BRIEF ▸
Restate the whole listing exactly.

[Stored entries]
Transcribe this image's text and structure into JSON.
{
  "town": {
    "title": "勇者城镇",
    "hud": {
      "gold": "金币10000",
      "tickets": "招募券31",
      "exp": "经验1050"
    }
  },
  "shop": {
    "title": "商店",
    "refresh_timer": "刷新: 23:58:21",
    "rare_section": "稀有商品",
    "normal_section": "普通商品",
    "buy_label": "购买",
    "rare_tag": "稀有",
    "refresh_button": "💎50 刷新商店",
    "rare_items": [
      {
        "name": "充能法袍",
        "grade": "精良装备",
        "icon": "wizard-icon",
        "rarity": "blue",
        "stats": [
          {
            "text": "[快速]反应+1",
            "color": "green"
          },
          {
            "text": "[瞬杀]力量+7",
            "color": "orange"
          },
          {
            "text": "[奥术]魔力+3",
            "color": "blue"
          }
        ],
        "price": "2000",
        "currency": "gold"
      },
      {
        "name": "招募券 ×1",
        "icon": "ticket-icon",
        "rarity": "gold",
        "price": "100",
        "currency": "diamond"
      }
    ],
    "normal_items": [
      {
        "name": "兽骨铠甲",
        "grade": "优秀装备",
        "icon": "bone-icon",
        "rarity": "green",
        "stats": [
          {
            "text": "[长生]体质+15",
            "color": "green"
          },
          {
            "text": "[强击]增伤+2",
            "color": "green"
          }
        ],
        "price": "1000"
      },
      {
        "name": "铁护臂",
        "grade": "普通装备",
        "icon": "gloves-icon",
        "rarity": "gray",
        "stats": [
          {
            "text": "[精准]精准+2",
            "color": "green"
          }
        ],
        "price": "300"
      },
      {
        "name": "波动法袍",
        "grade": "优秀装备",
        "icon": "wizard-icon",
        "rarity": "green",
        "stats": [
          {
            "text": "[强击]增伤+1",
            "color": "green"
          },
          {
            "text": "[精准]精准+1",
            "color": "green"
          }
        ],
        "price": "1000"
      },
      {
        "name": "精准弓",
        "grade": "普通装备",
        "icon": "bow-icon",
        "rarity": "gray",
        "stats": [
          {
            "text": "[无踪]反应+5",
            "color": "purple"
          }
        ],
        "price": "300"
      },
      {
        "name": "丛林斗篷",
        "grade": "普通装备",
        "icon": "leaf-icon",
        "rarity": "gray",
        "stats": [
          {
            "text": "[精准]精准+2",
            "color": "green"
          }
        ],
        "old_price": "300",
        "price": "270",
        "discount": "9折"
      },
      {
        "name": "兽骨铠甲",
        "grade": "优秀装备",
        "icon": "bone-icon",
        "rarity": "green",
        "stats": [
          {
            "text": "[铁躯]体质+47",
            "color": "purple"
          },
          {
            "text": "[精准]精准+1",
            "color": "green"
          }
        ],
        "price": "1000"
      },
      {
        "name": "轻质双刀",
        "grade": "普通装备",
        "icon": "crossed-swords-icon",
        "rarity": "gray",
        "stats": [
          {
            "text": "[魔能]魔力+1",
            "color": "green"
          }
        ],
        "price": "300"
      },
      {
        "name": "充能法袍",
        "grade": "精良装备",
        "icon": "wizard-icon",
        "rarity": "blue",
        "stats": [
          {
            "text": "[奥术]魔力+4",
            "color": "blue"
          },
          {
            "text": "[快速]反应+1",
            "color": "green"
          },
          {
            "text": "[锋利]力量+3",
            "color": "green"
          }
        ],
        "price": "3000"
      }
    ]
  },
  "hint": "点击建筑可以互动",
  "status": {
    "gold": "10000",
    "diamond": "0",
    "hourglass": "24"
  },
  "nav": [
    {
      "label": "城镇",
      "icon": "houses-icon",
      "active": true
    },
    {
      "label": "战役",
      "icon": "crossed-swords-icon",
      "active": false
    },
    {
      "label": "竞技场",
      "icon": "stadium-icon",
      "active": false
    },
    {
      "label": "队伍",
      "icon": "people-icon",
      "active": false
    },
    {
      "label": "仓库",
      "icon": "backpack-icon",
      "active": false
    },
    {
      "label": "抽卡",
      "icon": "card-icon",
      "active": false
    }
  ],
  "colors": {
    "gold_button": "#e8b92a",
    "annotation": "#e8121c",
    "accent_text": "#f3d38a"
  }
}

RESULT BELOW ▸
Transcribe this image's text and structure into JSON.
{
  "town": {
    "title": "勇者城镇",
    "hud": {
      "gold": "金币10000",
      "tickets": "招募券31",
      "exp": "经验1050"
    }
  },
  "shop": {
    "title": "商店",
    "refresh_timer": "刷新: 23:58:21",
    "rare_section": "稀有商品",
    "normal_section": "普通商品",
    "buy_label": "购买",
    "rare_tag": "稀有",
    "refresh_button": "💎50 刷新商店",
    "rare_items": [
      {
        "name": "充能法袍",
        "grade": "精良装备",
        "icon": "wizard-icon",
        "rarity": "blue",
        "stats": [
          {
            "text": "[快速]反应+1",
            "color": "green"
          },
          {
            "text": "[瞬杀]力量+7",
            "color": "orange"
          },
          {
            "text": "[奥术]魔力+3",
            "color": "blue"
          }
        ],
        "price": "2000",
        "currency": "gold"
      },
      {
        "name": "招募券 ×1",
        "icon": "ticket-icon",
        "rarity": "gold",
        "price": "100",
        "currency": "diamond"
      }
    ],
    "normal_items": [
      {
        "name": "兽骨铠甲",
        "grade": "优秀装备",
        "icon": "bone-icon",
        "rarity": "green",
        "stats": [
          {
            "text": "[长生]体质+15",
            "color": "green"
          },
          {
            "text": "[强击]增伤+2",
            "color": "green"
          }
        ],
        "price": "1000"
      },
      {
        "name": "铁护臂",
        "grade": "普通装备",
        "icon": "gloves-icon",
        "rarity": "gray",
        "stats": [
          {
            "text": "[精准]精准+2",
            "color": "green"
          }
        ],
        "price": "300"
      },
      {
        "name": "波动法袍",
        "grade": "优秀装备",
        "icon": "wizard-icon",
        "rarity": "green",
        "stats": [
          {
            "text": "[强击]增伤+1",
            "color": "green"
          },
          {
            "text": "[精准]精准+1",
            "color": "green"
          }
        ],
        "price": "1000"
      },
      {
        "name": "精准弓",
        "grade": "普通装备",
        "icon": "bow-icon",
        "rarity": "gray",
        "stats": [
          {
            "text": "[无踪]反应+5",
            "color": "purple"
          }
        ],
        "price": "300"
      },
      {
        "name": "丛林斗篷",
        "grade": "普通装备",
        "icon": "leaf-icon",
        "rarity": "gray",
        "stats": [
          {
            "text": "[精准]精准+2",
            "color": "green"
          }
        ],
        "old_price": "300",
        "price": "270",
        "discount": "9折"
      },
      {
        "name": "兽骨铠甲",
        "grade": "优秀装备",
        "icon": "bone-icon",
        "rarity": "green",
        "stats": [
          {
            "text": "[铁躯]体质+47",
            "color": "purple"
          },
          {
            "text": "[精准]精准+1",
            "color": "green"
          }
        ],
        "price": "1000"
      },
      {
        "name": "轻质双刀",
        "grade": "普通装备",
        "icon": "crossed-swords-icon",
        "rarity": "gray",
        "stats": [
          {
            "text": "[魔能]魔力+1",
            "color": "green"
          }
        ],
        "price": "300"
      },
      {
        "name": "充能法袍",
        "grade": "精良装备",
        "icon": "wizard-icon",
        "rarity": "blue",
        "stats": [
          {
            "text": "[奥术]魔力+4",
            "color": "blue"
          },
          {
            "text": "[快速]反应+1",
            "color": "green"
          },
          {
            "text": "[锋利]力量+3",
            "color": "green"
          }
        ],
        "price": "3000"
      }
    ]
  },
  "hint": "点击建筑可以互动",
  "status": {
    "gold": "10000",
    "diamond": "0",
    "hourglass": "24"
  },
  "nav": [
    {
      "label": "城镇",
      "icon": "houses-icon",
      "active": true
    },
    {
      "label": "战役",
      "icon": "crossed-swords-icon",
      "active": false
    },
    {
      "label": "竞技场",
      "icon": "stadium-icon",
      "active": false
    },
    {
      "label": "队伍",
      "icon": "people-icon",
      "active": false
    },
    {
      "label": "仓库",
      "icon": "backpack-icon",
      "active": false
    },
    {
      "label": "抽卡",
      "icon": "card-icon",
      "active": false
    }
  ],
  "colors": {
    "gold_button": "#e8b92a",
    "annotation": "#e8121c",
    "accent_text": "#f3d38a"
  }
}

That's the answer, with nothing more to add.